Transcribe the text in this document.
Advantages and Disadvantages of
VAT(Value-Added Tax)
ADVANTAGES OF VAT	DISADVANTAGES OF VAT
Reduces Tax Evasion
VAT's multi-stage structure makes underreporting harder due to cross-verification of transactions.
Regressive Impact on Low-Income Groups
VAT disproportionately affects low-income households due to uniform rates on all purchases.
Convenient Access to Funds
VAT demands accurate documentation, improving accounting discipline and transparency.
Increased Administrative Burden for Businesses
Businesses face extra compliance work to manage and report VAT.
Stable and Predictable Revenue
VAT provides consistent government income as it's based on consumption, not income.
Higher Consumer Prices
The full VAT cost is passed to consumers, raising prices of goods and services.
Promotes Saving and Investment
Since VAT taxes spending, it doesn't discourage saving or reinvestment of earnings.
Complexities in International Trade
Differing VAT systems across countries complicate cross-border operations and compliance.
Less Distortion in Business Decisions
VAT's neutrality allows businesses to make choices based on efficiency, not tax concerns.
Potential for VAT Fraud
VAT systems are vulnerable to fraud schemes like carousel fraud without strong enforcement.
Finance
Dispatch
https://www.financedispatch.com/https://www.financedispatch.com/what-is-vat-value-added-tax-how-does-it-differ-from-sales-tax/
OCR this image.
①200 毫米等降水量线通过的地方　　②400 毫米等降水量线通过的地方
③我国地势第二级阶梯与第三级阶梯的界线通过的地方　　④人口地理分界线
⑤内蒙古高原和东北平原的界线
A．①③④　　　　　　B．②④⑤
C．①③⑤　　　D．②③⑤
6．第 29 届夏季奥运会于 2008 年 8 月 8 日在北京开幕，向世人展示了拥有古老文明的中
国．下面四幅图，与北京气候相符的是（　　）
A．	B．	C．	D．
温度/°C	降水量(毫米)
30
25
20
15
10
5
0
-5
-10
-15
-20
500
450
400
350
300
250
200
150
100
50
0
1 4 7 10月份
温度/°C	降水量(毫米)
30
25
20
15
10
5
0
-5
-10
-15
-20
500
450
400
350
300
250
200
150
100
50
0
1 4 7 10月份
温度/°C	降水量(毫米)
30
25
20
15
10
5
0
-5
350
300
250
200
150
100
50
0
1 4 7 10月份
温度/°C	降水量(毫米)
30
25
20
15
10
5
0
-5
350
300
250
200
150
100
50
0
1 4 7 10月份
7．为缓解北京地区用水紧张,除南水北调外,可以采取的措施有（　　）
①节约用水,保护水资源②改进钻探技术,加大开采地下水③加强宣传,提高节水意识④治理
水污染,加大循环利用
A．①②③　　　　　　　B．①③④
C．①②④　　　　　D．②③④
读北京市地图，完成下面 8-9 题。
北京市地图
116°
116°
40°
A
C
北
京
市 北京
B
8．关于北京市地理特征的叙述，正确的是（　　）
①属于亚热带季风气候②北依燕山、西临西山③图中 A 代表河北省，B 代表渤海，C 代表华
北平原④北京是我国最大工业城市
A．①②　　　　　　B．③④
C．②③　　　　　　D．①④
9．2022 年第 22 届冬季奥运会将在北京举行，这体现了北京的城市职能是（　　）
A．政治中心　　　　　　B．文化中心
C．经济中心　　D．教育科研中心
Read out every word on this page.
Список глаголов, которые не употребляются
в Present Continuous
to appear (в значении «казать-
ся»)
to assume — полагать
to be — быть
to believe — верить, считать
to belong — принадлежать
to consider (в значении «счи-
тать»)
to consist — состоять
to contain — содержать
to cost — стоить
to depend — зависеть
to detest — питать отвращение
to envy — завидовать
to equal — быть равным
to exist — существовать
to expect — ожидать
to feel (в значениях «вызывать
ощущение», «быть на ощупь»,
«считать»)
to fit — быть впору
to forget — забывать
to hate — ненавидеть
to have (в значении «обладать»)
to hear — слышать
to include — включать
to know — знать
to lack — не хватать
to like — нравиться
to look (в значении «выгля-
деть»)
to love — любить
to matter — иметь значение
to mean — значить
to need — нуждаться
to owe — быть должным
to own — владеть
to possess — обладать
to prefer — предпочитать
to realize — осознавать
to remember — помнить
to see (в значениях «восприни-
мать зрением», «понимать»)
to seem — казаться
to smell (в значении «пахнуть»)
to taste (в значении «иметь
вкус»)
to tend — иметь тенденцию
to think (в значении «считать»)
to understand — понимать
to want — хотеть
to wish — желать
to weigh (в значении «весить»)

SHORT PROBLEM: Search the entries for the word "считать" and pick out every line that holds it.

SOLUTION FOR THIS TASK:
to believe — верить, считать
«считать»)
to think (в значении «считать»)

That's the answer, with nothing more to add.